What the task requires:
Print only the line with "Enumerate this screenshot's" and the lines after it, ending with the last line of the material, each exactly as it stands.

Material for this exercise:
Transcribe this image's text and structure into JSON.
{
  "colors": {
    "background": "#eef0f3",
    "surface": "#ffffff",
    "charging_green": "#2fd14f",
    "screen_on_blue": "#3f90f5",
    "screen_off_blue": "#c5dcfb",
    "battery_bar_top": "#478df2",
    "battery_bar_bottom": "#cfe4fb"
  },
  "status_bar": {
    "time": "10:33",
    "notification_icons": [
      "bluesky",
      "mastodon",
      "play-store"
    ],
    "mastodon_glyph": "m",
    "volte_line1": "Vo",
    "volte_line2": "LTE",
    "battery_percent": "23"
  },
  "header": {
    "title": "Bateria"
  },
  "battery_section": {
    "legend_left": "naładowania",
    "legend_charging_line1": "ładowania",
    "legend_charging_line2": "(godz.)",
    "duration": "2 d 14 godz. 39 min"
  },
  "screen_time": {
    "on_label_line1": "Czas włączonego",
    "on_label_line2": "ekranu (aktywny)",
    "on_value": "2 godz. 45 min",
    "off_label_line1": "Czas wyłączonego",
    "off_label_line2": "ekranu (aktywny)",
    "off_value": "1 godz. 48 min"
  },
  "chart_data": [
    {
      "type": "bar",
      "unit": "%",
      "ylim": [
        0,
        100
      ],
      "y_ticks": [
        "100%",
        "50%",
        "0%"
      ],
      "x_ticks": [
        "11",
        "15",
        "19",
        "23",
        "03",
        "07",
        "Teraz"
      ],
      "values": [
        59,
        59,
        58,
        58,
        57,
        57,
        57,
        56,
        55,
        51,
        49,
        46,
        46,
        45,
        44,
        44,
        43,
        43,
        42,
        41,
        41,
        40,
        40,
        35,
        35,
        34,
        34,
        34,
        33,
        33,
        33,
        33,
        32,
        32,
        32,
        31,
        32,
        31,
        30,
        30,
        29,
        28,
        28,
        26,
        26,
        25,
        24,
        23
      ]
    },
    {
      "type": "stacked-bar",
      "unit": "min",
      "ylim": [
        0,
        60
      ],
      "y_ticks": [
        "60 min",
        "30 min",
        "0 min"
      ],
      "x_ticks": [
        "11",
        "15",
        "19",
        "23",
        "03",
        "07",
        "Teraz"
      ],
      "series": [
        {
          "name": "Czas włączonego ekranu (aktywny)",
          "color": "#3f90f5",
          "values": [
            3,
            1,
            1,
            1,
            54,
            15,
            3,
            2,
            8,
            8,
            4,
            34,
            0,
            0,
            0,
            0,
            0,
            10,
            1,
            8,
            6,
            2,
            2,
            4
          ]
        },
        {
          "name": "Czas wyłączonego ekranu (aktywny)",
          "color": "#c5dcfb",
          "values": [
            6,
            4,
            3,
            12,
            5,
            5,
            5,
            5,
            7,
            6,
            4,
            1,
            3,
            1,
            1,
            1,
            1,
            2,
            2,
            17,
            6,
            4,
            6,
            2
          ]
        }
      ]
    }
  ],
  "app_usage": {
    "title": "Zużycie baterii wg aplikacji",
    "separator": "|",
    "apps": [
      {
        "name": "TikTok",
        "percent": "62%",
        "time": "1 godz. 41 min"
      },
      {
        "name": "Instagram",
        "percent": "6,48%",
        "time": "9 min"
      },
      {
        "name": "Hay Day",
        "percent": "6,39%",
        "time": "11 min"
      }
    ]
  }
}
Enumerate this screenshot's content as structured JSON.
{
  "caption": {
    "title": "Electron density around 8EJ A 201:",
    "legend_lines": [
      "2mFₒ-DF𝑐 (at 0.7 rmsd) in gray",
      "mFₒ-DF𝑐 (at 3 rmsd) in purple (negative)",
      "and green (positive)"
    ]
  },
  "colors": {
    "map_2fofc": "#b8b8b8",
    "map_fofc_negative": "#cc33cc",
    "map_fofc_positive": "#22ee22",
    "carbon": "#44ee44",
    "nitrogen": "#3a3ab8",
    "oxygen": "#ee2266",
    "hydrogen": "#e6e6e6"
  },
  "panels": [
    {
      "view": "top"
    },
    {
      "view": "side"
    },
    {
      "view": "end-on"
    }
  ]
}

Worked answer:
Enumerate this screenshot's content as structured JSON.
{
  "caption": {
    "title": "Electron density around 8EJ A 201:",
    "legend_lines": [
      "2mFₒ-DF𝑐 (at 0.7 rmsd) in gray",
      "mFₒ-DF𝑐 (at 3 rmsd) in purple (negative)",
      "and green (positive)"
    ]
  },
  "colors": {
    "map_2fofc": "#b8b8b8",
    "map_fofc_negative": "#cc33cc",
    "map_fofc_positive": "#22ee22",
    "carbon": "#44ee44",
    "nitrogen": "#3a3ab8",
    "oxygen": "#ee2266",
    "hydrogen": "#e6e6e6"
  },
  "panels": [
    {
      "view": "top"
    },
    {
      "view": "side"
    },
    {
      "view": "end-on"
    }
  ]
}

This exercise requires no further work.